**Task objective**. Only the lines from the line containing "Output the text content of this document." through the final line of the entries should be printed, exactly as given, with the pictures left out.
+++++
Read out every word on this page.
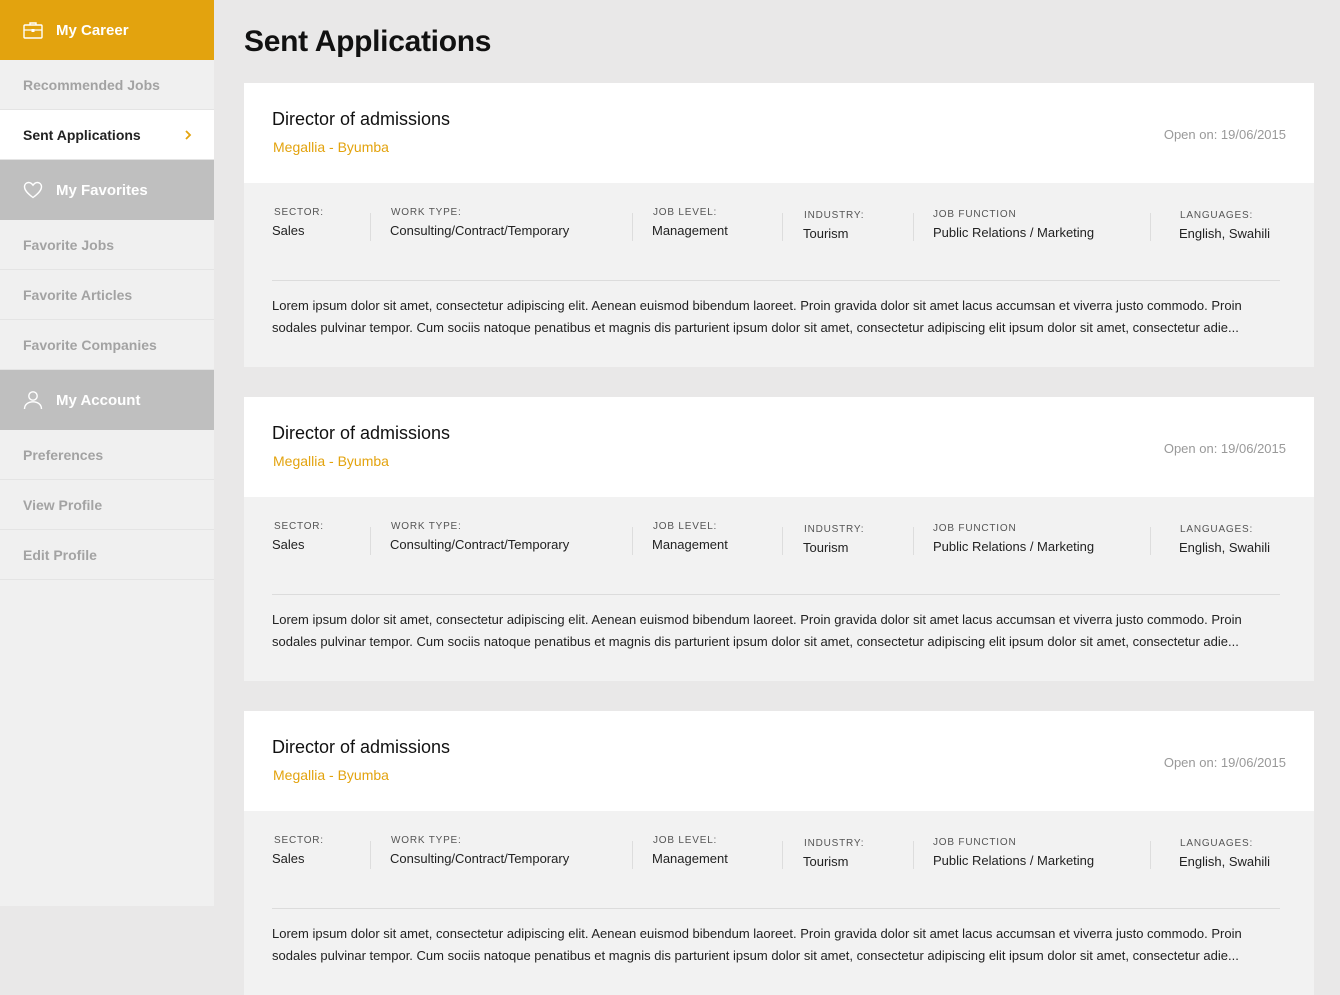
My Career
Recommended Jobs
Sent Applications
My Favorites
Favorite Jobs
Favorite Articles
Favorite Companies
My Account
Preferences
View Profile
Edit Profile
Sent Applications
Director of admissions
Megallia - Byumba
Open on: 19/06/2015
SECTOR:
Sales
WORK TYPE:
Consulting/Contract/Temporary
JOB LEVEL:
Management
INDUSTRY:
Tourism
JOB FUNCTION
Public Relations / Marketing
LANGUAGES:
English, Swahili
Lorem ipsum dolor sit amet, consectetur adipiscing elit. Aenean euismod bibendum laoreet. Proin gravida dolor sit amet lacus accumsan et viverra justo commodo. Proin
sodales pulvinar tempor. Cum sociis natoque penatibus et magnis dis parturient ipsum dolor sit amet, consectetur adipiscing elit ipsum dolor sit amet, consectetur adie...
Director of admissions
Megallia - Byumba
Open on: 19/06/2015
SECTOR:
Sales
WORK TYPE:
Consulting/Contract/Temporary
JOB LEVEL:
Management
INDUSTRY:
Tourism
JOB FUNCTION
Public Relations / Marketing
LANGUAGES:
English, Swahili
Lorem ipsum dolor sit amet, consectetur adipiscing elit. Aenean euismod bibendum laoreet. Proin gravida dolor sit amet lacus accumsan et viverra justo commodo. Proin
sodales pulvinar tempor. Cum sociis natoque penatibus et magnis dis parturient ipsum dolor sit amet, consectetur adipiscing elit ipsum dolor sit amet, consectetur adie...
Director of admissions
Megallia - Byumba
Open on: 19/06/2015
SECTOR:
Sales
WORK TYPE:
Consulting/Contract/Temporary
JOB LEVEL:
Management
INDUSTRY:
Tourism
JOB FUNCTION
Public Relations / Marketing
LANGUAGES:
English, Swahili
Lorem ipsum dolor sit amet, consectetur adipiscing elit. Aenean euismod bibendum laoreet. Proin gravida dolor sit amet lacus accumsan et viverra justo commodo. Proin
sodales pulvinar tempor. Cum sociis natoque penatibus et magnis dis parturient ipsum dolor sit amet, consectetur adipiscing elit ipsum dolor sit amet, consectetur adie...
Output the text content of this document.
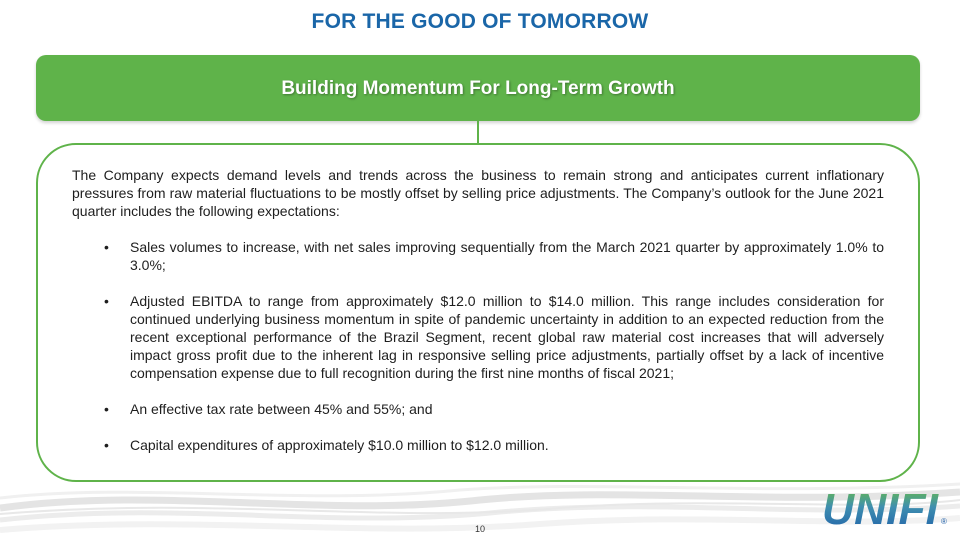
FOR THE GOOD OF TOMORROW
Building Momentum For Long-Term Growth

The Company expects demand levels and trends across the business to remain strong and anticipates current inflationary pressures from raw material fluctuations to be mostly offset by selling price adjustments. The Company’s outlook for the June 2021 quarter includes the following expectations:

• Sales volumes to increase, with net sales improving sequentially from the March 2021 quarter by approximately 1.0% to 3.0%;
• Adjusted EBITDA to range from approximately $12.0 million to $14.0 million. This range includes consideration for continued underlying business momentum in spite of pandemic uncertainty in addition to an expected reduction from the recent exceptional performance of the Brazil Segment, recent global raw material cost increases that will adversely impact gross profit due to the inherent lag in responsive selling price adjustments, partially offset by a lack of incentive compensation expense due to full recognition during the first nine months of fiscal 2021;
• An effective tax rate between 45% and 55%; and
• Capital expenditures of approximately $10.0 million to $12.0 million.
10	UNIFI ®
+++++
**Exercise result**.
Output the text content of this document.
FOR THE GOOD OF TOMORROW
Building Momentum For Long-Term Growth

The Company expects demand levels and trends across the business to remain strong and anticipates current inflationary pressures from raw material fluctuations to be mostly offset by selling price adjustments. The Company’s outlook for the June 2021 quarter includes the following expectations:

• Sales volumes to increase, with net sales improving sequentially from the March 2021 quarter by approximately 1.0% to 3.0%;
• Adjusted EBITDA to range from approximately $12.0 million to $14.0 million. This range includes consideration for continued underlying business momentum in spite of pandemic uncertainty in addition to an expected reduction from the recent exceptional performance of the Brazil Segment, recent global raw material cost increases that will adversely impact gross profit due to the inherent lag in responsive selling price adjustments, partially offset by a lack of incentive compensation expense due to full recognition during the first nine months of fiscal 2021;
• An effective tax rate between 45% and 55%; and
• Capital expenditures of approximately $10.0 million to $12.0 million.
10	UNIFI ®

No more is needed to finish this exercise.